## TASK GOAL
The records below are to be repeated in full, exactly as they are.

## GIVEN DATA

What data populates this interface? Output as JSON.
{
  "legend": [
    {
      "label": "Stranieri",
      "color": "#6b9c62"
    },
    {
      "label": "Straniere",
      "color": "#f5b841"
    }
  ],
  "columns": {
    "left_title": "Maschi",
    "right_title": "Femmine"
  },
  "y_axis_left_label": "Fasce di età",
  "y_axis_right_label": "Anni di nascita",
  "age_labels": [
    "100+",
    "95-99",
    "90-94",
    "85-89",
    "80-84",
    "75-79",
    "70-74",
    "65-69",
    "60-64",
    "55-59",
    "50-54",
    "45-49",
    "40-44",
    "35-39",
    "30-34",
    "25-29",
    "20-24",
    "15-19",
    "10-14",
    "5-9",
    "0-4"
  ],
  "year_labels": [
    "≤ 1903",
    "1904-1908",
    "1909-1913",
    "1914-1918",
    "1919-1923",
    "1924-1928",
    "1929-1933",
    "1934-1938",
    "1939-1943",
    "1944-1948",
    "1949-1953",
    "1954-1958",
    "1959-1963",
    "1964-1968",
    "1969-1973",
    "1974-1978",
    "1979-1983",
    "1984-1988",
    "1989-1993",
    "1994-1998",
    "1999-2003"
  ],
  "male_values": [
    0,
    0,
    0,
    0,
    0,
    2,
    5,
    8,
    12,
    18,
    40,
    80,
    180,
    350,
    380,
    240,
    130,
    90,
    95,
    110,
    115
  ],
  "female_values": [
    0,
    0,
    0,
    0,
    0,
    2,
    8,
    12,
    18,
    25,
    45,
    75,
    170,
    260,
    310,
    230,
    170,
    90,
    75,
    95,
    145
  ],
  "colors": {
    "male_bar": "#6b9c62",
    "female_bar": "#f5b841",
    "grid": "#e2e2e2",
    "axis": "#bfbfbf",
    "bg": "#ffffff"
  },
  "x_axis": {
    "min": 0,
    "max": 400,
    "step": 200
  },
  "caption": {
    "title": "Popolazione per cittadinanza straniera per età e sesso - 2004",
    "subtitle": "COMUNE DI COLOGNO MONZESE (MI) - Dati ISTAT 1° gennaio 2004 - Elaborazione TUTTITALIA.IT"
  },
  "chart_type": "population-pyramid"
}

## RESPONSE BELOW
What data populates this interface? Output as JSON.
{
  "legend": [
    {
      "label": "Stranieri",
      "color": "#6b9c62"
    },
    {
      "label": "Straniere",
      "color": "#f5b841"
    }
  ],
  "columns": {
    "left_title": "Maschi",
    "right_title": "Femmine"
  },
  "y_axis_left_label": "Fasce di età",
  "y_axis_right_label": "Anni di nascita",
  "age_labels": [
    "100+",
    "95-99",
    "90-94",
    "85-89",
    "80-84",
    "75-79",
    "70-74",
    "65-69",
    "60-64",
    "55-59",
    "50-54",
    "45-49",
    "40-44",
    "35-39",
    "30-34",
    "25-29",
    "20-24",
    "15-19",
    "10-14",
    "5-9",
    "0-4"
  ],
  "year_labels": [
    "≤ 1903",
    "1904-1908",
    "1909-1913",
    "1914-1918",
    "1919-1923",
    "1924-1928",
    "1929-1933",
    "1934-1938",
    "1939-1943",
    "1944-1948",
    "1949-1953",
    "1954-1958",
    "1959-1963",
    "1964-1968",
    "1969-1973",
    "1974-1978",
    "1979-1983",
    "1984-1988",
    "1989-1993",
    "1994-1998",
    "1999-2003"
  ],
  "male_values": [
    0,
    0,
    0,
    0,
    0,
    2,
    5,
    8,
    12,
    18,
    40,
    80,
    180,
    350,
    380,
    240,
    130,
    90,
    95,
    110,
    115
  ],
  "female_values": [
    0,
    0,
    0,
    0,
    0,
    2,
    8,
    12,
    18,
    25,
    45,
    75,
    170,
    260,
    310,
    230,
    170,
    90,
    75,
    95,
    145
  ],
  "colors": {
    "male_bar": "#6b9c62",
    "female_bar": "#f5b841",
    "grid": "#e2e2e2",
    "axis": "#bfbfbf",
    "bg": "#ffffff"
  },
  "x_axis": {
    "min": 0,
    "max": 400,
    "step": 200
  },
  "caption": {
    "title": "Popolazione per cittadinanza straniera per età e sesso - 2004",
    "subtitle": "COMUNE DI COLOGNO MONZESE (MI) - Dati ISTAT 1° gennaio 2004 - Elaborazione TUTTITALIA.IT"
  },
  "chart_type": "population-pyramid"
}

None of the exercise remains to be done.